(Exercise task): Images should be left out, and everything else in the listing reproduced exactly.

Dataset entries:
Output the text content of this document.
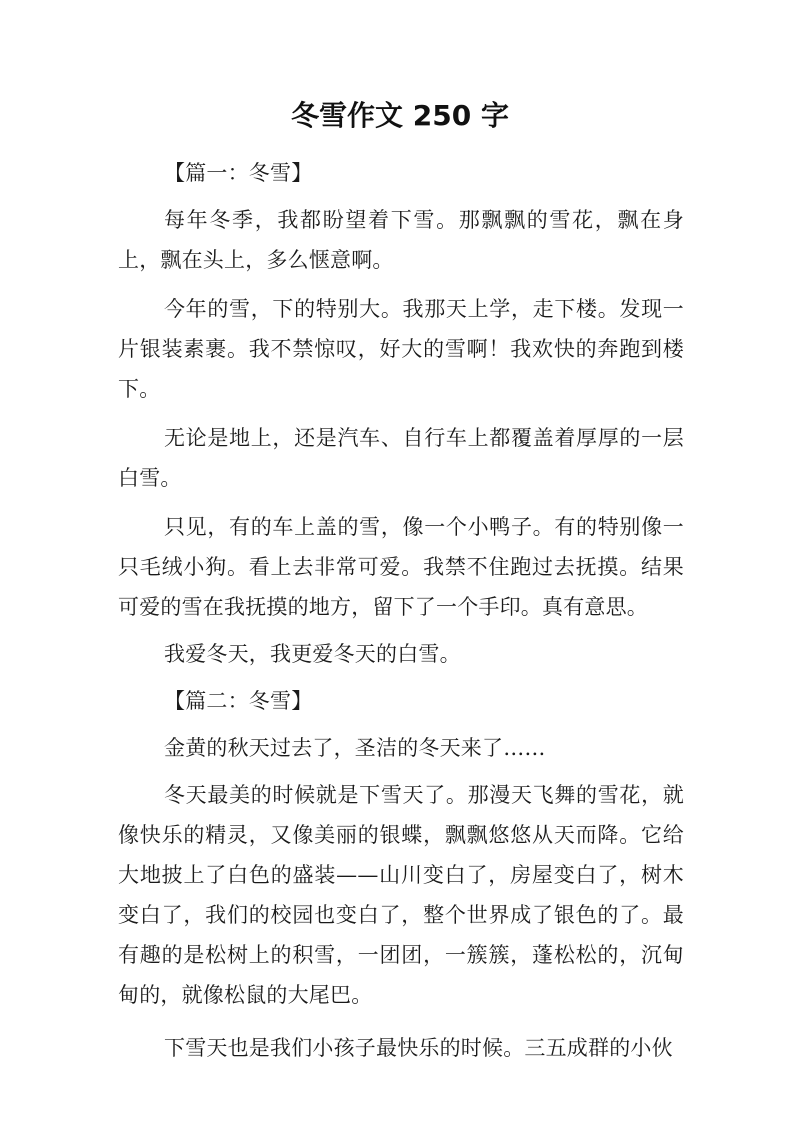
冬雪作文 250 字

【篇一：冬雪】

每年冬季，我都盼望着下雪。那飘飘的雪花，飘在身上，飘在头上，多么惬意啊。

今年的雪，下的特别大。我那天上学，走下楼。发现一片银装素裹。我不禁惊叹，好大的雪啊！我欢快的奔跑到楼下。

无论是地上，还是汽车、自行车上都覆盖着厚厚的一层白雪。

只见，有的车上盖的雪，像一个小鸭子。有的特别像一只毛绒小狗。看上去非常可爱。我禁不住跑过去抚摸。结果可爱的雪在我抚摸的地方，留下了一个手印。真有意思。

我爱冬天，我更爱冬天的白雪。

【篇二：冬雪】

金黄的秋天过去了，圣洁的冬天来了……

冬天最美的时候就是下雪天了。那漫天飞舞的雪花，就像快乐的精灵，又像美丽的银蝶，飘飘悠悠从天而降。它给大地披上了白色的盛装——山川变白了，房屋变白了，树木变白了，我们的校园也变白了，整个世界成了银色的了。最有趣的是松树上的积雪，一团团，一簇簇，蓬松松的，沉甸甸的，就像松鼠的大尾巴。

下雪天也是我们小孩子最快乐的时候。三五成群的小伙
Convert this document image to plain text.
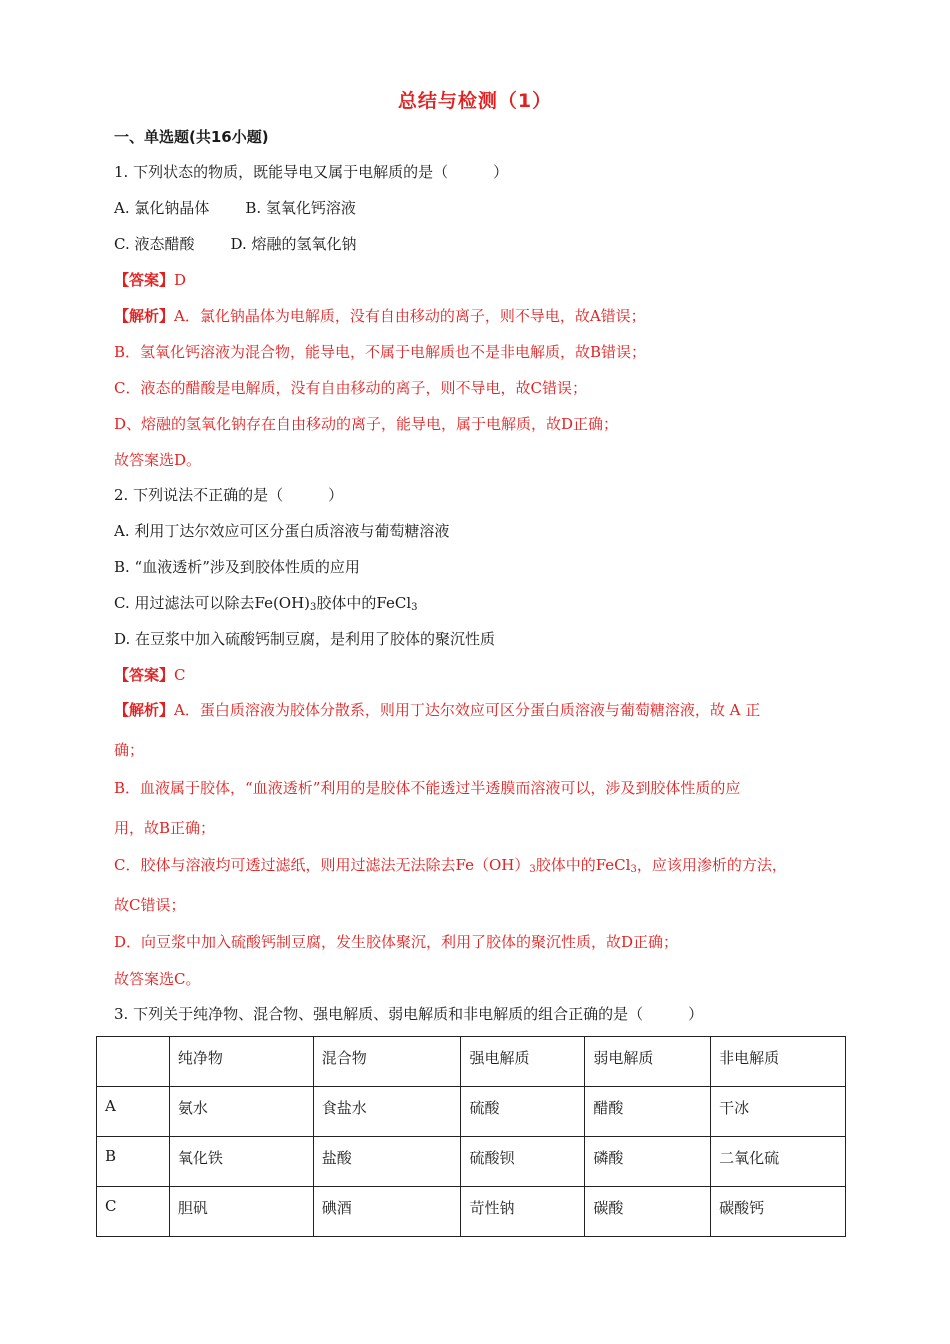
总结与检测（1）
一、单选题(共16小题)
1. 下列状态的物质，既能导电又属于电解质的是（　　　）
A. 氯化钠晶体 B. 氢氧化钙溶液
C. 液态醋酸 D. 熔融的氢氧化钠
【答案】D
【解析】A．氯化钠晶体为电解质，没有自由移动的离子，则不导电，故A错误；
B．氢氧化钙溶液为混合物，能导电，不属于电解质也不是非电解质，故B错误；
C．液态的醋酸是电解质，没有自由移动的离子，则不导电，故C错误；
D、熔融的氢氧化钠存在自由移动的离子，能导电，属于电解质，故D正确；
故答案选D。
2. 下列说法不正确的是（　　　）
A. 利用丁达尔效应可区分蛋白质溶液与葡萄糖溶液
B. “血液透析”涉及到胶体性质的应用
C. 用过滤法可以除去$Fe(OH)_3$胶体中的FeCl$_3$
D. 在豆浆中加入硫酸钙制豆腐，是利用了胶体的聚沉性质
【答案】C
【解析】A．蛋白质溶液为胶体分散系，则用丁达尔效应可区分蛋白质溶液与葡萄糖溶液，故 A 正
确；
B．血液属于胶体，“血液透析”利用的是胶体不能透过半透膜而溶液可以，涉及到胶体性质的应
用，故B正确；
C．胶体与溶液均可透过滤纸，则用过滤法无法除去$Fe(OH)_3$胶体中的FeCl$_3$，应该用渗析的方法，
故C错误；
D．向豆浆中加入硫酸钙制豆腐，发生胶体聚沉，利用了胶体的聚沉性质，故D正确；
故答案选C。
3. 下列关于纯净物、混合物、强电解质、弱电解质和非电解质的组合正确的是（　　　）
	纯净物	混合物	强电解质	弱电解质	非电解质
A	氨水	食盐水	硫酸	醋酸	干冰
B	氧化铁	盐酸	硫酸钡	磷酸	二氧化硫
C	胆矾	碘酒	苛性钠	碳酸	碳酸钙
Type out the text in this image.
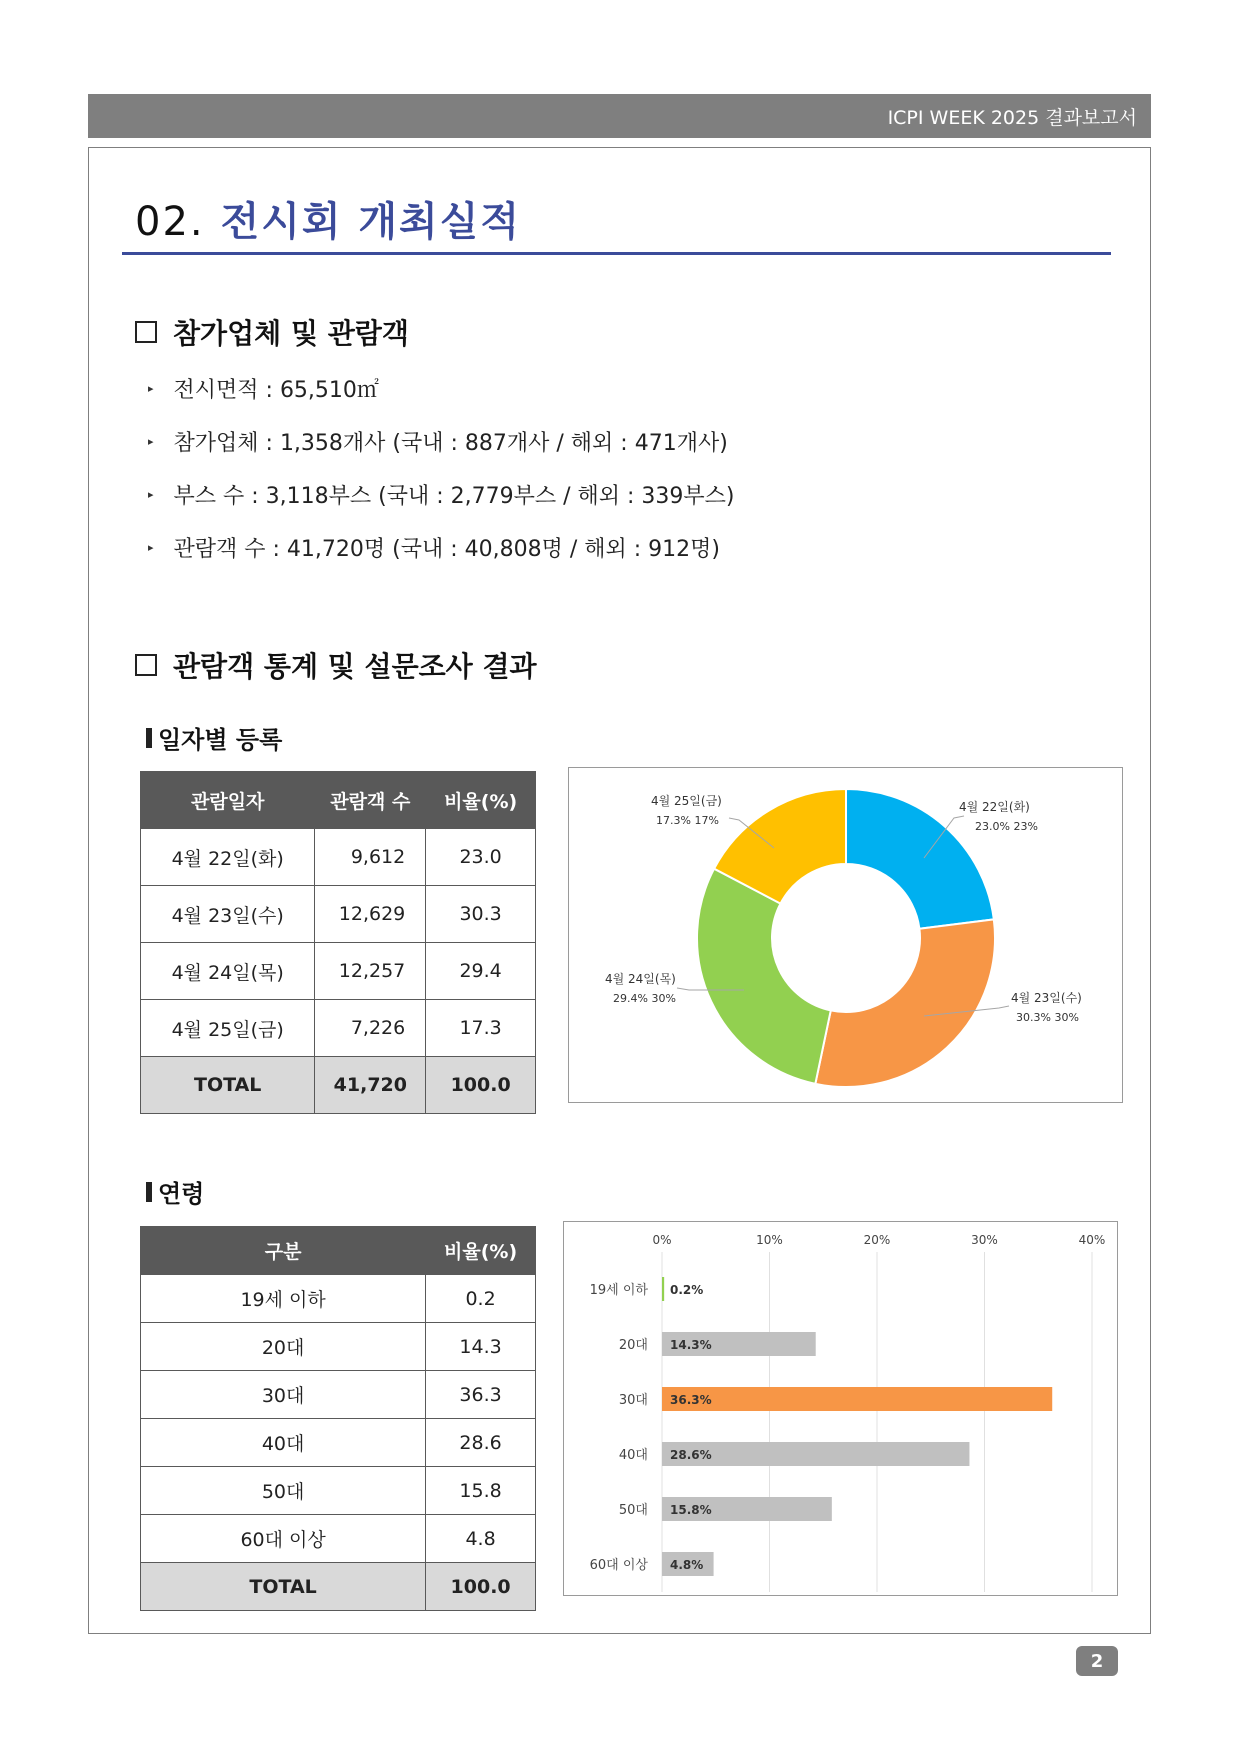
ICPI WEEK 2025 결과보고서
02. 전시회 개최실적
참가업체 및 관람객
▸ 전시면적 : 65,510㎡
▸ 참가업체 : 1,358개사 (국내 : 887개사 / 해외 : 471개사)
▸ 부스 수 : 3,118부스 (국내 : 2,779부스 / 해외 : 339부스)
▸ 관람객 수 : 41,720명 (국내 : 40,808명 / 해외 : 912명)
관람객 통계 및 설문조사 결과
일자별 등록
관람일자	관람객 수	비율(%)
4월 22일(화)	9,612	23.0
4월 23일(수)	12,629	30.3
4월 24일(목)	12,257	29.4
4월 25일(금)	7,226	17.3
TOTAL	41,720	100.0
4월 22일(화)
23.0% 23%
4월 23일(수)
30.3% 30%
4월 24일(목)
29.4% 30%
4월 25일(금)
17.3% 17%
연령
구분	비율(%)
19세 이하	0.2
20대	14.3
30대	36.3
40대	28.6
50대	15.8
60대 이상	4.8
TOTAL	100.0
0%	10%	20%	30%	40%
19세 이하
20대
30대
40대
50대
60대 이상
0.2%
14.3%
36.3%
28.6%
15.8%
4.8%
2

(Expected answer):
Output the text content of this document.
冬雪作文 250 字

【篇一：冬雪】

每年冬季，我都盼望着下雪。那飘飘的雪花，飘在身上，飘在头上，多么惬意啊。

今年的雪，下的特别大。我那天上学，走下楼。发现一片银装素裹。我不禁惊叹，好大的雪啊！我欢快的奔跑到楼下。

无论是地上，还是汽车、自行车上都覆盖着厚厚的一层白雪。

只见，有的车上盖的雪，像一个小鸭子。有的特别像一只毛绒小狗。看上去非常可爱。我禁不住跑过去抚摸。结果可爱的雪在我抚摸的地方，留下了一个手印。真有意思。

我爱冬天，我更爱冬天的白雪。

【篇二：冬雪】

金黄的秋天过去了，圣洁的冬天来了……

冬天最美的时候就是下雪天了。那漫天飞舞的雪花，就像快乐的精灵，又像美丽的银蝶，飘飘悠悠从天而降。它给大地披上了白色的盛装——山川变白了，房屋变白了，树木变白了，我们的校园也变白了，整个世界成了银色的了。最有趣的是松树上的积雪，一团团，一簇簇，蓬松松的，沉甸甸的，就像松鼠的大尾巴。

下雪天也是我们小孩子最快乐的时候。三五成群的小伙
Convert this document image to plain text.
总结与检测（1）
一、单选题(共16小题)
1. 下列状态的物质，既能导电又属于电解质的是（　　　）
A. 氯化钠晶体 B. 氢氧化钙溶液
C. 液态醋酸 D. 熔融的氢氧化钠
【答案】D
【解析】A．氯化钠晶体为电解质，没有自由移动的离子，则不导电，故A错误；
B．氢氧化钙溶液为混合物，能导电，不属于电解质也不是非电解质，故B错误；
C．液态的醋酸是电解质，没有自由移动的离子，则不导电，故C错误；
D、熔融的氢氧化钠存在自由移动的离子，能导电，属于电解质，故D正确；
故答案选D。
2. 下列说法不正确的是（　　　）
A. 利用丁达尔效应可区分蛋白质溶液与葡萄糖溶液
B. “血液透析”涉及到胶体性质的应用
C. 用过滤法可以除去$Fe(OH)_3$胶体中的FeCl$_3$
D. 在豆浆中加入硫酸钙制豆腐，是利用了胶体的聚沉性质
【答案】C
【解析】A．蛋白质溶液为胶体分散系，则用丁达尔效应可区分蛋白质溶液与葡萄糖溶液，故 A 正
确；
B．血液属于胶体，“血液透析”利用的是胶体不能透过半透膜而溶液可以，涉及到胶体性质的应
用，故B正确；
C．胶体与溶液均可透过滤纸，则用过滤法无法除去$Fe(OH)_3$胶体中的FeCl$_3$，应该用渗析的方法，
故C错误；
D．向豆浆中加入硫酸钙制豆腐，发生胶体聚沉，利用了胶体的聚沉性质，故D正确；
故答案选C。
3. 下列关于纯净物、混合物、强电解质、弱电解质和非电解质的组合正确的是（　　　）
	纯净物	混合物	强电解质	弱电解质	非电解质
A	氨水	食盐水	硫酸	醋酸	干冰
B	氧化铁	盐酸	硫酸钡	磷酸	二氧化硫
C	胆矾	碘酒	苛性钠	碳酸	碳酸钙
Type out the text in this image.
ICPI WEEK 2025 결과보고서
02. 전시회 개최실적
참가업체 및 관람객
▸ 전시면적 : 65,510㎡
▸ 참가업체 : 1,358개사 (국내 : 887개사 / 해외 : 471개사)
▸ 부스 수 : 3,118부스 (국내 : 2,779부스 / 해외 : 339부스)
▸ 관람객 수 : 41,720명 (국내 : 40,808명 / 해외 : 912명)
관람객 통계 및 설문조사 결과
일자별 등록
관람일자	관람객 수	비율(%)
4월 22일(화)	9,612	23.0
4월 23일(수)	12,629	30.3
4월 24일(목)	12,257	29.4
4월 25일(금)	7,226	17.3
TOTAL	41,720	100.0
4월 22일(화)
23.0% 23%
4월 23일(수)
30.3% 30%
4월 24일(목)
29.4% 30%
4월 25일(금)
17.3% 17%
연령
구분	비율(%)
19세 이하	0.2
20대	14.3
30대	36.3
40대	28.6
50대	15.8
60대 이상	4.8
TOTAL	100.0
0%	10%	20%	30%	40%
19세 이하
20대
30대
40대
50대
60대 이상
0.2%
14.3%
36.3%
28.6%
15.8%
4.8%
2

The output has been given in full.